WHAT IS EXPECTED >>
Across the data, every line with the word "recommend" counts once; state the total alone.

(Beginning of RECORDS PROVIDED)

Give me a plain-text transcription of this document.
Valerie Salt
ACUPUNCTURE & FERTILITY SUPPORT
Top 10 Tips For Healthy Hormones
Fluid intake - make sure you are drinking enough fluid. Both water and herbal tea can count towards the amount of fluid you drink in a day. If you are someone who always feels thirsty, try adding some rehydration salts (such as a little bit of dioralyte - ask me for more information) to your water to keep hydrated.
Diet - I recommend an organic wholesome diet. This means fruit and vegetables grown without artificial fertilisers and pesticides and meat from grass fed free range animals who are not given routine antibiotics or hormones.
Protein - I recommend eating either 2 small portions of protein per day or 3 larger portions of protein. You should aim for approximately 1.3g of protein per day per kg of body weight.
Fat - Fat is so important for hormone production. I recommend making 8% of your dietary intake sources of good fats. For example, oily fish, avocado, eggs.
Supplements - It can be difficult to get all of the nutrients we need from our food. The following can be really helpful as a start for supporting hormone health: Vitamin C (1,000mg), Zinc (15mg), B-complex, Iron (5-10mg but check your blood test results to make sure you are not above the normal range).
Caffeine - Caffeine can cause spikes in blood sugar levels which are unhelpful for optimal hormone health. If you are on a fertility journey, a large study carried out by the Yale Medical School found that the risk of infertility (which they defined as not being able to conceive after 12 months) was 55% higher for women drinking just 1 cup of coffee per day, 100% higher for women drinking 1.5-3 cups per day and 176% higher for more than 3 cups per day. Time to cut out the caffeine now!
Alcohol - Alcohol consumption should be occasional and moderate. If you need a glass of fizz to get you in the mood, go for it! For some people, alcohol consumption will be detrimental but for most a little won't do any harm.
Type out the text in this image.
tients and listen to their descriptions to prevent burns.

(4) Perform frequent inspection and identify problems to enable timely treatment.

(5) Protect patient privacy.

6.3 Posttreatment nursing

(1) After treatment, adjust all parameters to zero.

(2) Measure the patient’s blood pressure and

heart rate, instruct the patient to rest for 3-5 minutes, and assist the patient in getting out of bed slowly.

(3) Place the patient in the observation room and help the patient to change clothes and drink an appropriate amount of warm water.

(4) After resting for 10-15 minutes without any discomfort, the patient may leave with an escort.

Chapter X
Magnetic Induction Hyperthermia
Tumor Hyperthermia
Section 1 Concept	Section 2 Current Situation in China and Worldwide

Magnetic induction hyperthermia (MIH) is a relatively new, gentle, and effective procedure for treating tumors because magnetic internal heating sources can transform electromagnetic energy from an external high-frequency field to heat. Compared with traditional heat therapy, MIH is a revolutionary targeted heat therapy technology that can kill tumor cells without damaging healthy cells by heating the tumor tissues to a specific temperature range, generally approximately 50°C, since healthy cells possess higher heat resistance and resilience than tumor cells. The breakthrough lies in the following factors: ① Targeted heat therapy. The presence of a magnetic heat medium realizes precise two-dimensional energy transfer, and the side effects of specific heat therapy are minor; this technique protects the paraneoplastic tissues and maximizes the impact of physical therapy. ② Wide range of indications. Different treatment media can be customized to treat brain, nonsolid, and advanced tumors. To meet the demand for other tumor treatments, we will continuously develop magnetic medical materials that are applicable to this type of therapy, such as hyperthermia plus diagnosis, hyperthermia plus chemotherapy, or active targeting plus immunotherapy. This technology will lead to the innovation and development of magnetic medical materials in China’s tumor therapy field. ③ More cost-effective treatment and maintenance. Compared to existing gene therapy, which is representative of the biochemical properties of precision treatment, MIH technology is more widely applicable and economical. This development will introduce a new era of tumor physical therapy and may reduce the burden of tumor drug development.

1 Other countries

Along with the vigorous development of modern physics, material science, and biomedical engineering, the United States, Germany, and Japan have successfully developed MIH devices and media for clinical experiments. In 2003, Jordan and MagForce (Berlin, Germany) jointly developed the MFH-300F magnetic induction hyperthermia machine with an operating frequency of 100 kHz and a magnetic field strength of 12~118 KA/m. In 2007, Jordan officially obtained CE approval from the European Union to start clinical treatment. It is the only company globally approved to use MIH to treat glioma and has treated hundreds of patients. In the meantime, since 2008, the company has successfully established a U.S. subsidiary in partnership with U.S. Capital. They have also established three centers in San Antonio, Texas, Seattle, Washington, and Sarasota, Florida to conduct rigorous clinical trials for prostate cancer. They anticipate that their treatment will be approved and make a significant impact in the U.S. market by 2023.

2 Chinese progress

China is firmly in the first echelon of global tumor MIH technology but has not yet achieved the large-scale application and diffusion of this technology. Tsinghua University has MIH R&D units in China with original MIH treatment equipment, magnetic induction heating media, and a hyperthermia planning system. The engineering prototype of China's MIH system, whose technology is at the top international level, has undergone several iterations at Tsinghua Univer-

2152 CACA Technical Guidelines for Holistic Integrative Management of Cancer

(End of RECORDS PROVIDED)

EXERCISE ANSWER >>
3